Data listing >>
━━━━━━━━━━━━━━━━

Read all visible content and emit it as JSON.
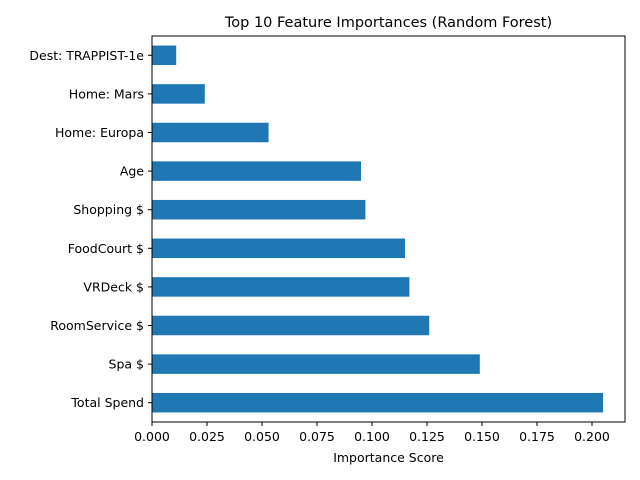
{
  "chart_data": {
    "type": "bar",
    "orientation": "horizontal",
    "title": "Top 10 Feature Importances (Random Forest)",
    "xlabel": "Importance Score",
    "ylabel": "",
    "categories": [
      "Total Spend",
      "Spa $",
      "RoomService $",
      "VRDeck $",
      "FoodCourt $",
      "Shopping $",
      "Age",
      "Home: Europa",
      "Home: Mars",
      "Dest: TRAPPIST-1e"
    ],
    "values": [
      0.205,
      0.149,
      0.126,
      0.117,
      0.115,
      0.097,
      0.095,
      0.053,
      0.024,
      0.011
    ],
    "xlim": [
      0,
      0.215
    ],
    "xticks": [
      "0.000",
      "0.025",
      "0.050",
      "0.075",
      "0.100",
      "0.125",
      "0.150",
      "0.175",
      "0.200"
    ],
    "bar_color": "#1f77b4",
    "grid": false,
    "legend": "none"
  }
}
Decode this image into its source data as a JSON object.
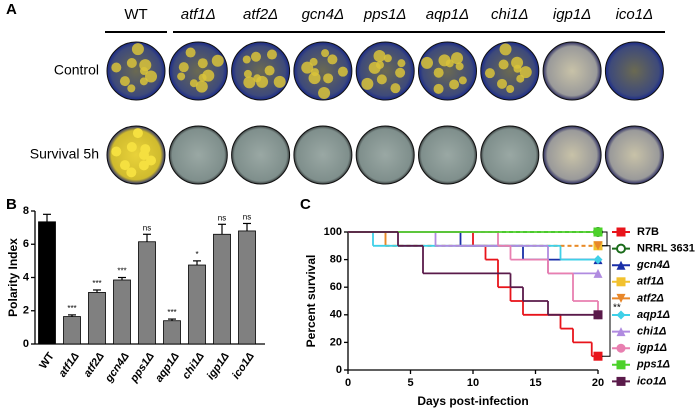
{
  "panel_labels": [
    "A",
    "B",
    "C"
  ],
  "panel_a": {
    "columns": [
      "WT",
      "atf1Δ",
      "atf2Δ",
      "gcn4Δ",
      "pps1Δ",
      "aqp1Δ",
      "chi1Δ",
      "igp1Δ",
      "ico1Δ"
    ],
    "rows": [
      "Control",
      "Survival 5h"
    ]
  },
  "chart_data": [
    {
      "type": "bar",
      "ylabel": "Polarity Index",
      "categories": [
        "WT",
        "atf1Δ",
        "atf2Δ",
        "gcn4Δ",
        "pps1Δ",
        "aqp1Δ",
        "chi1Δ",
        "igp1Δ",
        "ico1Δ"
      ],
      "values": [
        7.35,
        1.65,
        3.1,
        3.85,
        6.15,
        1.4,
        4.75,
        6.6,
        6.8
      ],
      "errors": [
        0.45,
        0.1,
        0.15,
        0.15,
        0.45,
        0.1,
        0.25,
        0.6,
        0.45
      ],
      "significance": [
        null,
        "***",
        "***",
        "***",
        "ns",
        "***",
        "*",
        "ns",
        "ns"
      ],
      "colors": [
        "#000000",
        "#808080",
        "#808080",
        "#808080",
        "#808080",
        "#808080",
        "#808080",
        "#808080",
        "#808080"
      ],
      "ylim": [
        0,
        8
      ],
      "yticks": [
        0,
        2,
        4,
        6,
        8
      ]
    },
    {
      "type": "step",
      "xlabel": "Days post-infection",
      "ylabel": "Percent survival",
      "xlim": [
        0,
        20
      ],
      "xticks": [
        0,
        5,
        10,
        15,
        20
      ],
      "ylim": [
        0,
        100
      ],
      "yticks": [
        0,
        20,
        40,
        60,
        80,
        100
      ],
      "annotation": "**",
      "series": [
        {
          "name": "R7B",
          "color": "#e8141b",
          "marker": "square",
          "italic": false,
          "dashed": false,
          "x": [
            0,
            10,
            11,
            12,
            13,
            14,
            17,
            18,
            19.5,
            20
          ],
          "values": [
            100,
            90,
            80,
            60,
            50,
            40,
            30,
            20,
            10,
            10
          ]
        },
        {
          "name": "NRRL 3631",
          "color": "#1a6b1a",
          "marker": "circle-open",
          "italic": false,
          "dashed": true,
          "x": [
            0,
            20
          ],
          "values": [
            100,
            100
          ]
        },
        {
          "name": "gcn4Δ",
          "color": "#1a2fa8",
          "marker": "triangle",
          "italic": true,
          "dashed": false,
          "x": [
            0,
            9,
            14,
            20
          ],
          "values": [
            100,
            90,
            80,
            80
          ]
        },
        {
          "name": "atf1Δ",
          "color": "#f2c12e",
          "marker": "square",
          "italic": true,
          "dashed": true,
          "x": [
            0,
            3,
            20
          ],
          "values": [
            100,
            90,
            90
          ]
        },
        {
          "name": "atf2Δ",
          "color": "#e8872a",
          "marker": "triangle-down",
          "italic": true,
          "dashed": true,
          "x": [
            0,
            3,
            20
          ],
          "values": [
            100,
            90,
            90
          ]
        },
        {
          "name": "aqp1Δ",
          "color": "#3fd0e8",
          "marker": "diamond",
          "italic": true,
          "dashed": false,
          "x": [
            0,
            2,
            17,
            20
          ],
          "values": [
            100,
            90,
            80,
            80
          ]
        },
        {
          "name": "chi1Δ",
          "color": "#b08be0",
          "marker": "triangle",
          "italic": true,
          "dashed": false,
          "x": [
            0,
            7,
            16,
            20
          ],
          "values": [
            100,
            90,
            70,
            70
          ]
        },
        {
          "name": "igp1Δ",
          "color": "#e87fb0",
          "marker": "circle",
          "italic": true,
          "dashed": false,
          "x": [
            0,
            12,
            13,
            16,
            18,
            20
          ],
          "values": [
            100,
            90,
            80,
            70,
            50,
            40
          ]
        },
        {
          "name": "pps1Δ",
          "color": "#4cd12a",
          "marker": "square",
          "italic": true,
          "dashed": false,
          "x": [
            0,
            20
          ],
          "values": [
            100,
            100
          ]
        },
        {
          "name": "ico1Δ",
          "color": "#5a1a4a",
          "marker": "square",
          "italic": true,
          "dashed": false,
          "x": [
            0,
            4,
            6,
            13,
            14,
            16,
            20
          ],
          "values": [
            100,
            90,
            70,
            60,
            50,
            40,
            40
          ]
        }
      ]
    }
  ]
}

━━━━━━━━━━━━━━━━

Exercise >> Display every line of the listing that contains the string "JSON".

The output >>
Read all visible content and emit it as JSON.
Decode this image into its source data as a JSON object.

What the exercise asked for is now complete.